• **PROBLEM**
Sort through the data and copy the lines holding the word "不属于比值定义法".

----- MATERIAL FOR THIS TASK -----

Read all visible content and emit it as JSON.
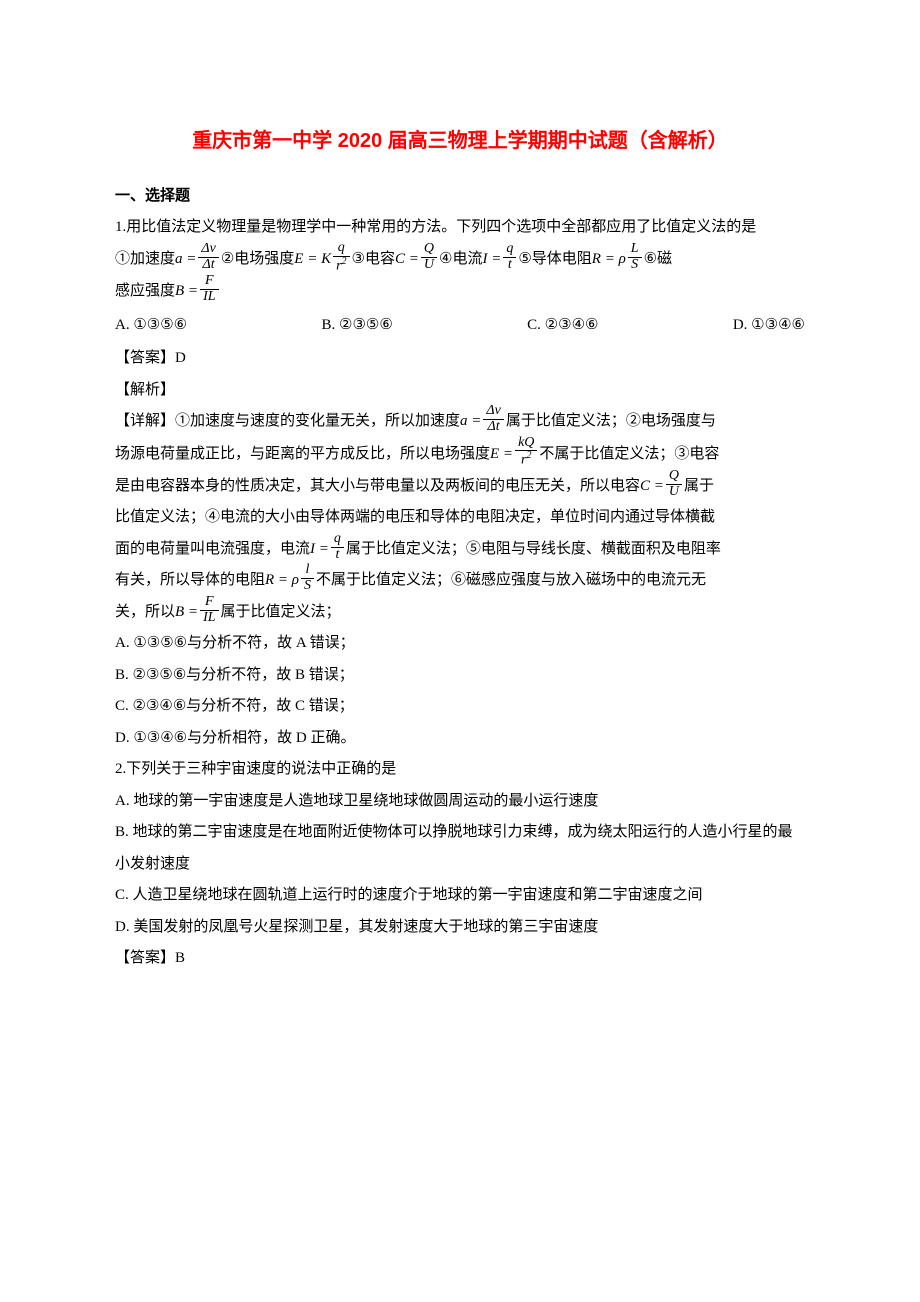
{
  "title": "重庆市第一中学 2020 届高三物理上学期期中试题（含解析）",
  "section1": "一、选择题",
  "q1": {
    "stem1": "1.用比值法定义物理量是物理学中一种常用的方法。下列四个选项中全部都应用了比值定义法的是",
    "line2_pre": "①加速度",
    "line2_p1a": "a =",
    "line2_p1_num": "Δv",
    "line2_p1_den": "Δt",
    "line2_p2_txt": "②电场强度",
    "line2_p2a": "E = K",
    "line2_p2_num": "q",
    "line2_p2_den": "r",
    "line2_p3_txt": "③电容",
    "line2_p3a": "C =",
    "line2_p3_num": "Q",
    "line2_p3_den": "U",
    "line2_p4_txt": "④电流",
    "line2_p4a": "I =",
    "line2_p4_num": "q",
    "line2_p4_den": "t",
    "line2_p5_txt": "⑤导体电阻",
    "line2_p5a": "R = ρ",
    "line2_p5_num": "L",
    "line2_p5_den": "S",
    "line2_p6_txt": "⑥磁",
    "line3_pre": "感应强度",
    "line3_a": "B =",
    "line3_num": "F",
    "line3_den": "IL",
    "optA": "A. ①③⑤⑥",
    "optB": "B. ②③⑤⑥",
    "optC": "C. ②③④⑥",
    "optD": "D. ①③④⑥",
    "ans": "【答案】D",
    "jiexi": "【解析】",
    "d1a": "【详解】①加速度与速度的变化量无关，所以加速度",
    "d1b": "a =",
    "d1_num": "Δv",
    "d1_den": "Δt",
    "d1c": "属于比值定义法；②电场强度与",
    "d2a": "场源电荷量成正比，与距离的平方成反比，所以电场强度",
    "d2b": "E =",
    "d2_num": "kQ",
    "d2_den": "r",
    "d2c": "不属于比值定义法；③电容",
    "d3a": "是由电容器本身的性质决定，其大小与带电量以及两板间的电压无关，所以电容",
    "d3b": "C =",
    "d3_num": "Q",
    "d3_den": "U",
    "d3c": "属于",
    "d4": "比值定义法；④电流的大小由导体两端的电压和导体的电阻决定，单位时间内通过导体横截",
    "d5a": "面的电荷量叫电流强度，电流",
    "d5b": "I =",
    "d5_num": "q",
    "d5_den": "t",
    "d5c": "属于比值定义法；⑤电阻与导线长度、横截面积及电阻率",
    "d6a": "有关，所以导体的电阻",
    "d6b": "R = ρ",
    "d6_num": "l",
    "d6_den": "S",
    "d6c": "不属于比值定义法；⑥磁感应强度与放入磁场中的电流元无",
    "d7a": "关，所以",
    "d7b": "B =",
    "d7_num": "F",
    "d7_den": "IL",
    "d7c": "属于比值定义法；",
    "concA": "A. ①③⑤⑥与分析不符，故 A 错误；",
    "concB": "B. ②③⑤⑥与分析不符，故 B 错误；",
    "concC": "C. ②③④⑥与分析不符，故 C 错误；",
    "concD": "D. ①③④⑥与分析相符，故 D 正确。"
  },
  "q2": {
    "stem": "2.下列关于三种宇宙速度的说法中正确的是",
    "A": "A. 地球的第一宇宙速度是人造地球卫星绕地球做圆周运动的最小运行速度",
    "B": "B. 地球的第二宇宙速度是在地面附近使物体可以挣脱地球引力束缚，成为绕太阳运行的人造小行星的最小发射速度",
    "C": "C. 人造卫星绕地球在圆轨道上运行时的速度介于地球的第一宇宙速度和第二宇宙速度之间",
    "D": "D. 美国发射的凤凰号火星探测卫星，其发射速度大于地球的第三宇宙速度",
    "ans": "【答案】B"
  }
}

-----

• **CORRECT OUTPUT**
    "d2c": "不属于比值定义法；③电容",
    "d6c": "不属于比值定义法；⑥磁感应强度与放入磁场中的电流元无",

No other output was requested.